**Exercise goal**
Return the full material exactly.

───── Records for this exercise ─────

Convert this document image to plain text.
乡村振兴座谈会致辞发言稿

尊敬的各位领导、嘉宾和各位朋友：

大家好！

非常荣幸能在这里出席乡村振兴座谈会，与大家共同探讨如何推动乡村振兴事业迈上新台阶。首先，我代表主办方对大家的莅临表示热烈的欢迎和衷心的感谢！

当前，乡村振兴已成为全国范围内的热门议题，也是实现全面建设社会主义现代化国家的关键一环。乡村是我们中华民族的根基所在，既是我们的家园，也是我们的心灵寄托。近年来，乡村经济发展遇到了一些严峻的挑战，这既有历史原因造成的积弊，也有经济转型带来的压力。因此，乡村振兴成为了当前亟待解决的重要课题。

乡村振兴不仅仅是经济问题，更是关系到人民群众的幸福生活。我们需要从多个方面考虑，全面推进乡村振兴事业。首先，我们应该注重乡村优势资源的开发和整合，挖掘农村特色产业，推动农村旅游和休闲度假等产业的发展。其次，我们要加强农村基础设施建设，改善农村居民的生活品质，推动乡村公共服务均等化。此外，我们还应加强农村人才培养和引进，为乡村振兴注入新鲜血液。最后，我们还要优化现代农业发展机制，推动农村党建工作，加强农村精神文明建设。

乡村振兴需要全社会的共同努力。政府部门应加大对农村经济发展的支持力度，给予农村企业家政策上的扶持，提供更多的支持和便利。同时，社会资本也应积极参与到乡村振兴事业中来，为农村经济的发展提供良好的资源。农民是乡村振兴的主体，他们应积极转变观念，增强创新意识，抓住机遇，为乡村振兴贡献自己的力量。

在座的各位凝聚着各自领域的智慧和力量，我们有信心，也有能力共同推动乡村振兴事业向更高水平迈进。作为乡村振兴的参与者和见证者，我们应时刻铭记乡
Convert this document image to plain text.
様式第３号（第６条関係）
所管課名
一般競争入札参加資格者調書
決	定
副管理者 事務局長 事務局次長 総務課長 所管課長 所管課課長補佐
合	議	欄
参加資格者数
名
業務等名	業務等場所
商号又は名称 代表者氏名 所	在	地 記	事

─────

**Finished answer**
Convert this document image to plain text.
乡村振兴座谈会致辞发言稿

尊敬的各位领导、嘉宾和各位朋友：

大家好！

非常荣幸能在这里出席乡村振兴座谈会，与大家共同探讨如何推动乡村振兴事业迈上新台阶。首先，我代表主办方对大家的莅临表示热烈的欢迎和衷心的感谢！

当前，乡村振兴已成为全国范围内的热门议题，也是实现全面建设社会主义现代化国家的关键一环。乡村是我们中华民族的根基所在，既是我们的家园，也是我们的心灵寄托。近年来，乡村经济发展遇到了一些严峻的挑战，这既有历史原因造成的积弊，也有经济转型带来的压力。因此，乡村振兴成为了当前亟待解决的重要课题。

乡村振兴不仅仅是经济问题，更是关系到人民群众的幸福生活。我们需要从多个方面考虑，全面推进乡村振兴事业。首先，我们应该注重乡村优势资源的开发和整合，挖掘农村特色产业，推动农村旅游和休闲度假等产业的发展。其次，我们要加强农村基础设施建设，改善农村居民的生活品质，推动乡村公共服务均等化。此外，我们还应加强农村人才培养和引进，为乡村振兴注入新鲜血液。最后，我们还要优化现代农业发展机制，推动农村党建工作，加强农村精神文明建设。

乡村振兴需要全社会的共同努力。政府部门应加大对农村经济发展的支持力度，给予农村企业家政策上的扶持，提供更多的支持和便利。同时，社会资本也应积极参与到乡村振兴事业中来，为农村经济的发展提供良好的资源。农民是乡村振兴的主体，他们应积极转变观念，增强创新意识，抓住机遇，为乡村振兴贡献自己的力量。

在座的各位凝聚着各自领域的智慧和力量，我们有信心，也有能力共同推动乡村振兴事业向更高水平迈进。作为乡村振兴的参与者和见证者，我们应时刻铭记乡
Convert this document image to plain text.
様式第３号（第６条関係）
所管課名
一般競争入札参加資格者調書
決	定
副管理者 事務局長 事務局次長 総務課長 所管課長 所管課課長補佐
合	議	欄
参加資格者数
名
業務等名	業務等場所
商号又は名称 代表者氏名 所	在	地 記	事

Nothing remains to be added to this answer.